Reproduce word for word the lines below, beginning at the line that has "leader-norway01 (715, 221, 749, 328)" and stopping after the line that has "line-rest-usa (175, 526, 839, 597)".

***

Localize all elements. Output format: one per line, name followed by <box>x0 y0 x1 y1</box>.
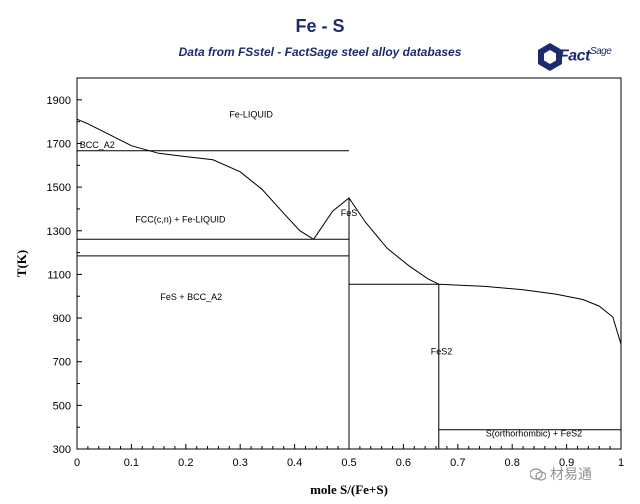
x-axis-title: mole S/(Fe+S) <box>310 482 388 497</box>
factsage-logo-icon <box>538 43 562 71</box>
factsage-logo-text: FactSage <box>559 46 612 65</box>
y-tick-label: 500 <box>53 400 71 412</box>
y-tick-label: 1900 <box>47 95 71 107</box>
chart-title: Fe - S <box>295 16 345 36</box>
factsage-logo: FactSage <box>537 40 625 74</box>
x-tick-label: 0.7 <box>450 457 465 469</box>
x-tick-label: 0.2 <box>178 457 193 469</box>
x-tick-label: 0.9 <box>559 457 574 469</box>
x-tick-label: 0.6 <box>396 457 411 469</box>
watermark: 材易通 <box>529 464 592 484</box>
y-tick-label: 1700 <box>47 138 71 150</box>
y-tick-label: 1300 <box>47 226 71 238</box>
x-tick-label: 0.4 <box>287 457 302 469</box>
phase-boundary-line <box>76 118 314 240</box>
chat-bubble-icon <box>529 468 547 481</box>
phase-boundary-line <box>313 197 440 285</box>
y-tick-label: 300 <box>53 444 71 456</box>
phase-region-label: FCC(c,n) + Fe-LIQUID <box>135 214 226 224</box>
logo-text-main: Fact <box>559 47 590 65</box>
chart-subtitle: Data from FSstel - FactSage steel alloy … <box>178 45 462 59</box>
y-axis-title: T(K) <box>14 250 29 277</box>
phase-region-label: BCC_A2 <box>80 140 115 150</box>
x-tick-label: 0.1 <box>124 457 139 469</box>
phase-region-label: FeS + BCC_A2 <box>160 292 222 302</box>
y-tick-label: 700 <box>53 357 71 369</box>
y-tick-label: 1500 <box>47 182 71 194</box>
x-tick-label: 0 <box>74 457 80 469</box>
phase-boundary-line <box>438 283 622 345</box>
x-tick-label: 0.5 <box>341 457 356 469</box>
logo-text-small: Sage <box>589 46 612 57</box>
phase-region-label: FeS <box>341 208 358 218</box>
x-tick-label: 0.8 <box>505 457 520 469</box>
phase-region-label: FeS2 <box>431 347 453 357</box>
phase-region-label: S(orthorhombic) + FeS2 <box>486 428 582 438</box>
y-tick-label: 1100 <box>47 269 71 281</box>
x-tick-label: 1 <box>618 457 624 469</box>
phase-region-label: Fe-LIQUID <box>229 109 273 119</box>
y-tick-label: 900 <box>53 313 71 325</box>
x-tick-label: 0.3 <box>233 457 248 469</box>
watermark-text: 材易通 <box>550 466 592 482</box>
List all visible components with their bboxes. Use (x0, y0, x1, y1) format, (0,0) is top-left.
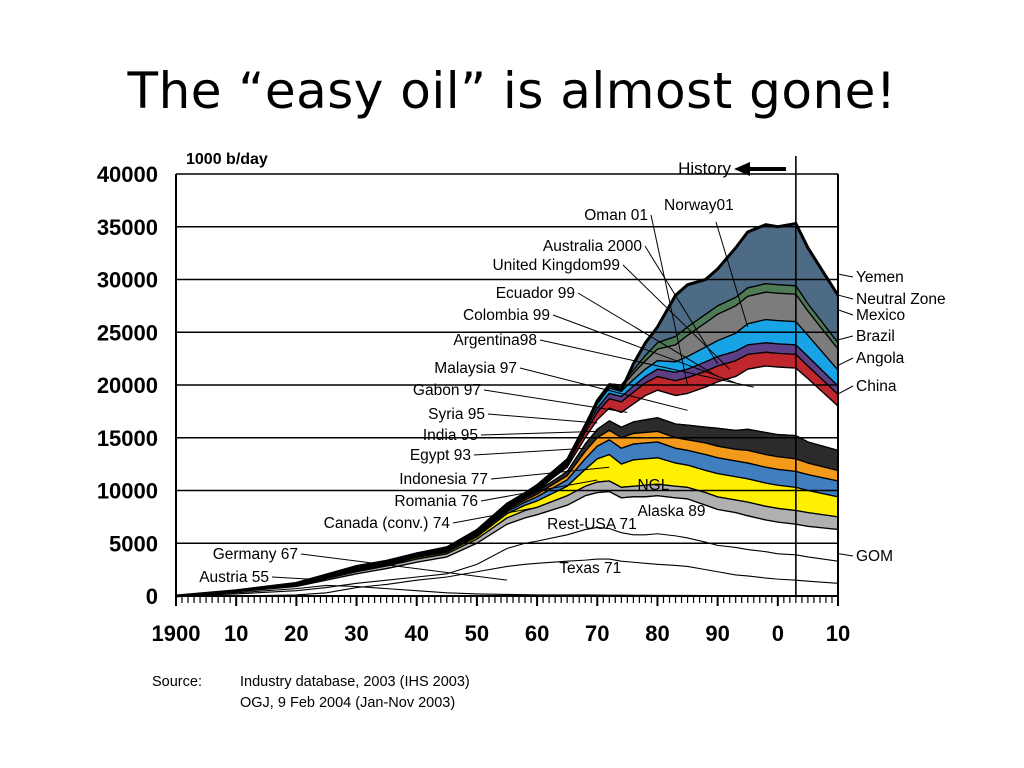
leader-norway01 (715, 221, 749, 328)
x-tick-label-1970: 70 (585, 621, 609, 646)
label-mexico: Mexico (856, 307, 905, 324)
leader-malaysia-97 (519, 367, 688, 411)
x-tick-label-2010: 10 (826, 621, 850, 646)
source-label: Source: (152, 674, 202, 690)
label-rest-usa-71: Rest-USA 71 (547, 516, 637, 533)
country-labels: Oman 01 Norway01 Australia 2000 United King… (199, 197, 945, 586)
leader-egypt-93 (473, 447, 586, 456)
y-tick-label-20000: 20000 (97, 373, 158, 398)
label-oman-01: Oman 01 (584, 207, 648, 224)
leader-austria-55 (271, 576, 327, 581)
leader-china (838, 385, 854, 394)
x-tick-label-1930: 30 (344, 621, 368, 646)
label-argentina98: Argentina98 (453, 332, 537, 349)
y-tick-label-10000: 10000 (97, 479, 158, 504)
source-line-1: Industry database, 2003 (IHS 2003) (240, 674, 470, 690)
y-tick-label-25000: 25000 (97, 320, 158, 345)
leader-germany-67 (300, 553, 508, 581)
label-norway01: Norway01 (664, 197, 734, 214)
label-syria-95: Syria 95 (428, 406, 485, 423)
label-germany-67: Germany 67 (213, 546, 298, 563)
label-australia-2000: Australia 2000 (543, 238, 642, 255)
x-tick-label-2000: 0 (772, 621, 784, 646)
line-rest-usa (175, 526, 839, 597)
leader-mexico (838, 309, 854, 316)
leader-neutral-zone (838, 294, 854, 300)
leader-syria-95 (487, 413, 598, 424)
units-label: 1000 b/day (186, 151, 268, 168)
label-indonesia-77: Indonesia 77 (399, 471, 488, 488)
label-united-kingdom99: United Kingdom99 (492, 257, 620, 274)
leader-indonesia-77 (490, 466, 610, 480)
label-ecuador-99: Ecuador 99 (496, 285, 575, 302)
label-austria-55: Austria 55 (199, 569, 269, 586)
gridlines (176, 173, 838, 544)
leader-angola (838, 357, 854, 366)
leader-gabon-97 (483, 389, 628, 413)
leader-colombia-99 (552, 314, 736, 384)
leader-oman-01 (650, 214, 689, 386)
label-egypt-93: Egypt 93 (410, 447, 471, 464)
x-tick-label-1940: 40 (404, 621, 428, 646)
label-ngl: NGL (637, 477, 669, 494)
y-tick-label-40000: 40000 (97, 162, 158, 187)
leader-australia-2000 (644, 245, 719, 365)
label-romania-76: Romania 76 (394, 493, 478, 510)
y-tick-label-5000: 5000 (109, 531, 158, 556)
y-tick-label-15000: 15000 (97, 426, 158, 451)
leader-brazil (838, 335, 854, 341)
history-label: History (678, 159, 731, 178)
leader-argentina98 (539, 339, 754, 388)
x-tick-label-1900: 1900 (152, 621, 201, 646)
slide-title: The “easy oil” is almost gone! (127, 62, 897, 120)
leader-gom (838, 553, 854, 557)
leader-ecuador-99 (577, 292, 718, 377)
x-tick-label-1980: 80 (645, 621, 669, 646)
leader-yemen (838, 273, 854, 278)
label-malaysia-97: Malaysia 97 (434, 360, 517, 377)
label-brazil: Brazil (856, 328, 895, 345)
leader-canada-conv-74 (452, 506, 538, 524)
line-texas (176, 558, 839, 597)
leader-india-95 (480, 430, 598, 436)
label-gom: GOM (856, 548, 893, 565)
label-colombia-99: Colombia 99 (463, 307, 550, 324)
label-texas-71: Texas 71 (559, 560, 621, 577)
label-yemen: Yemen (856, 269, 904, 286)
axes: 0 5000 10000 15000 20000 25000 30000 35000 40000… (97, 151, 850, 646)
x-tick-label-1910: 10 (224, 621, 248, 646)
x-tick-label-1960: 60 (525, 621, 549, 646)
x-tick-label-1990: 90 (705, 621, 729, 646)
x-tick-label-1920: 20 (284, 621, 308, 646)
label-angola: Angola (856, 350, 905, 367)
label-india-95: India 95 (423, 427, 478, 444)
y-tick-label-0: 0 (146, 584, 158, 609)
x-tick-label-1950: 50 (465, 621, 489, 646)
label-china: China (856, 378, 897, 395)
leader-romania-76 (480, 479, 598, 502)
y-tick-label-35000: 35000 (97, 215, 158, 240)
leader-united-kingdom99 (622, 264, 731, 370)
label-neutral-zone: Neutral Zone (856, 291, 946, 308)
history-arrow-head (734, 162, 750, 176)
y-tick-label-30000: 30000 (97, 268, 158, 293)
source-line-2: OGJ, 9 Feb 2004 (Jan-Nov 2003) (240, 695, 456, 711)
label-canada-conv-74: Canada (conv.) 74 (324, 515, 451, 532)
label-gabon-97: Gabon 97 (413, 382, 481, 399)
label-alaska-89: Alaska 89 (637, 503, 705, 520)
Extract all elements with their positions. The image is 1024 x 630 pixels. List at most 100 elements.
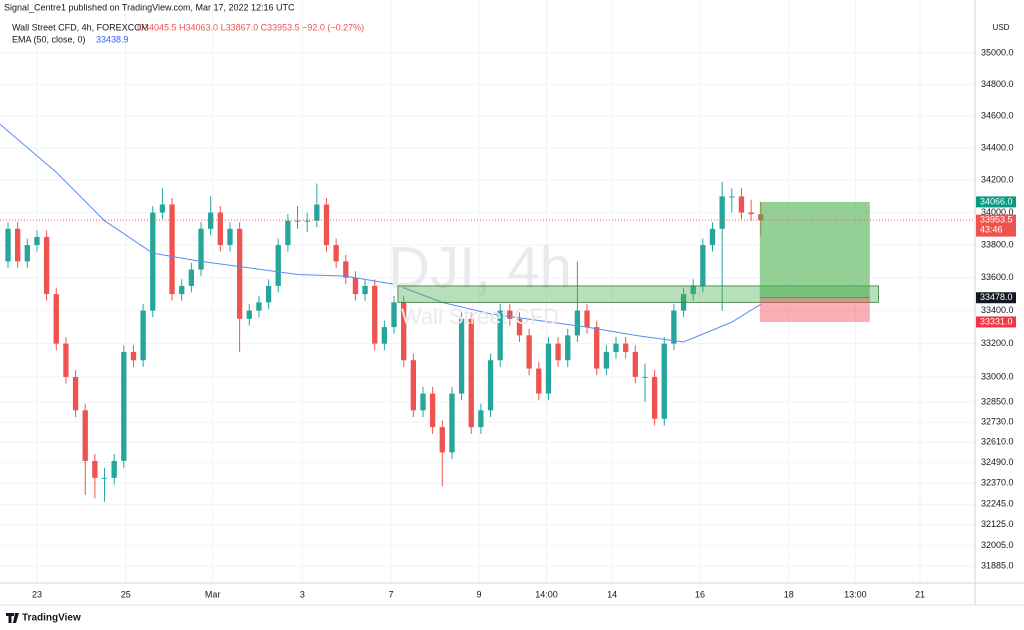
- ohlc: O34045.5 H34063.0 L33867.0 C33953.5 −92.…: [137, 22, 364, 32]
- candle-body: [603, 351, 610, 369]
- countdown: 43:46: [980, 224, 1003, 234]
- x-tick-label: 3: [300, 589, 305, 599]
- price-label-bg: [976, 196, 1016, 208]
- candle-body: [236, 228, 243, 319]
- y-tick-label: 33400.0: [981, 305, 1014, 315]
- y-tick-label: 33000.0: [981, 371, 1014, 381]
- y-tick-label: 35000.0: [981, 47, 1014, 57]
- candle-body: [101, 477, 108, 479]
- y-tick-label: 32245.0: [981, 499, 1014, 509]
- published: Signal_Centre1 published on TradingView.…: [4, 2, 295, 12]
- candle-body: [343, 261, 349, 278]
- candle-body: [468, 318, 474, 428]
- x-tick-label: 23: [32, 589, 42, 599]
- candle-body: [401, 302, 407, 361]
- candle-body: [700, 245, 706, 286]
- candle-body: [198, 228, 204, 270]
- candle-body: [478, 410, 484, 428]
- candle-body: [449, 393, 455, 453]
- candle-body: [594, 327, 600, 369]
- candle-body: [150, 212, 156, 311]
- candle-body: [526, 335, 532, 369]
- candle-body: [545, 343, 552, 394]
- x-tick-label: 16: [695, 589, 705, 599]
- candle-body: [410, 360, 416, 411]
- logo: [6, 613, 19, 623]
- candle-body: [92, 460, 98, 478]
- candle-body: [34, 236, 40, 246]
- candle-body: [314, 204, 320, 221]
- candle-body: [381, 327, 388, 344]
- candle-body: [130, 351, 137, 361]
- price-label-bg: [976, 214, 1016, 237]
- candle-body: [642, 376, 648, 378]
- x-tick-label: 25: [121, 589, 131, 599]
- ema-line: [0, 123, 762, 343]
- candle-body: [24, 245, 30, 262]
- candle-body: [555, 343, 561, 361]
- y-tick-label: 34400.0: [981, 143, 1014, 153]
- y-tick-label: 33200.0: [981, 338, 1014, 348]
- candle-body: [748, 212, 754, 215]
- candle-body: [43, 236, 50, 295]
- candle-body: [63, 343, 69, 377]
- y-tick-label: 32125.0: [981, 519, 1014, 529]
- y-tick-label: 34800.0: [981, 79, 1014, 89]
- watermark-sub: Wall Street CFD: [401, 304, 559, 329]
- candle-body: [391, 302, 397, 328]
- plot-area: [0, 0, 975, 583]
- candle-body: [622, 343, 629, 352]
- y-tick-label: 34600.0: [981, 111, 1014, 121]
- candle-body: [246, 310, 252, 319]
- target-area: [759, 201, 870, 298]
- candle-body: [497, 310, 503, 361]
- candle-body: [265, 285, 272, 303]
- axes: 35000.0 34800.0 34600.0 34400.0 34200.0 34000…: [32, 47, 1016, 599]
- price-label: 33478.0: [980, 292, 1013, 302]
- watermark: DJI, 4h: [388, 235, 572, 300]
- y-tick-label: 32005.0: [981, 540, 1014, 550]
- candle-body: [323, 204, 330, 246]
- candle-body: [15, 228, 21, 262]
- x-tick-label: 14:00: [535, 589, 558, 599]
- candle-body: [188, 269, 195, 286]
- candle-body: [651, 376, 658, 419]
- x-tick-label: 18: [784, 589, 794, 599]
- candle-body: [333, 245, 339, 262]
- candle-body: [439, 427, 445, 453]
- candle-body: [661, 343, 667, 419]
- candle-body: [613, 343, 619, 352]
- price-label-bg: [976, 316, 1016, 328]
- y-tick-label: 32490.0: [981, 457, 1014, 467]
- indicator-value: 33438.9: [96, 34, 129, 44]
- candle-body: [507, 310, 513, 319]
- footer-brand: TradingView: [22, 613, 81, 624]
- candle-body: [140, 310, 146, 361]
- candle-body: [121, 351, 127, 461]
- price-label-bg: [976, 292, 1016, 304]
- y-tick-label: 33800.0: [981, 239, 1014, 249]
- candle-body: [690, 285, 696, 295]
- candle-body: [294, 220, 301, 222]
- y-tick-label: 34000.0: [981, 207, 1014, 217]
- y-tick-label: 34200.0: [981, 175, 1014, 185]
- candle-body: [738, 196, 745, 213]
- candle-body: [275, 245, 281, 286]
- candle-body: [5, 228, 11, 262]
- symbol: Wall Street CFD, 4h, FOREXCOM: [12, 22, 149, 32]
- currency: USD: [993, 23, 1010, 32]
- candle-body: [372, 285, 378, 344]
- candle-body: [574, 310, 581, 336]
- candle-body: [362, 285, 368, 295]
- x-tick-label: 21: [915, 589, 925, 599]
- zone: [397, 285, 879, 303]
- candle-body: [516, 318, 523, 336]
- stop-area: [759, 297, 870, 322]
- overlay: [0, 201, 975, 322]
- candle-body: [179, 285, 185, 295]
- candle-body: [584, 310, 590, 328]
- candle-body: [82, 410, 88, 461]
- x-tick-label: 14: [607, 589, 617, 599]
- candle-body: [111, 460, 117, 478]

***

*COMPLETE RESPONSE*.
leader-norway01 (715, 221, 749, 328)
x-tick-label-1970: 70 (585, 621, 609, 646)
label-mexico: Mexico (856, 307, 905, 324)
leader-malaysia-97 (519, 367, 688, 411)
x-tick-label-2010: 10 (826, 621, 850, 646)
source-label: Source: (152, 674, 202, 690)
label-rest-usa-71: Rest-USA 71 (547, 516, 637, 533)
country-labels: Oman 01 Norway01 Australia 2000 United King… (199, 197, 945, 586)
leader-egypt-93 (473, 447, 586, 456)
y-tick-label-20000: 20000 (97, 373, 158, 398)
label-oman-01: Oman 01 (584, 207, 648, 224)
leader-austria-55 (271, 576, 327, 581)
leader-china (838, 385, 854, 394)
x-tick-label-1930: 30 (344, 621, 368, 646)
label-argentina98: Argentina98 (453, 332, 537, 349)
y-tick-label-10000: 10000 (97, 479, 158, 504)
source-line-1: Industry database, 2003 (IHS 2003) (240, 674, 470, 690)
y-tick-label-25000: 25000 (97, 320, 158, 345)
leader-germany-67 (300, 553, 508, 581)
label-norway01: Norway01 (664, 197, 734, 214)
label-syria-95: Syria 95 (428, 406, 485, 423)
label-germany-67: Germany 67 (213, 546, 298, 563)
label-australia-2000: Australia 2000 (543, 238, 642, 255)
x-tick-label-2000: 0 (772, 621, 784, 646)
line-rest-usa (175, 526, 839, 597)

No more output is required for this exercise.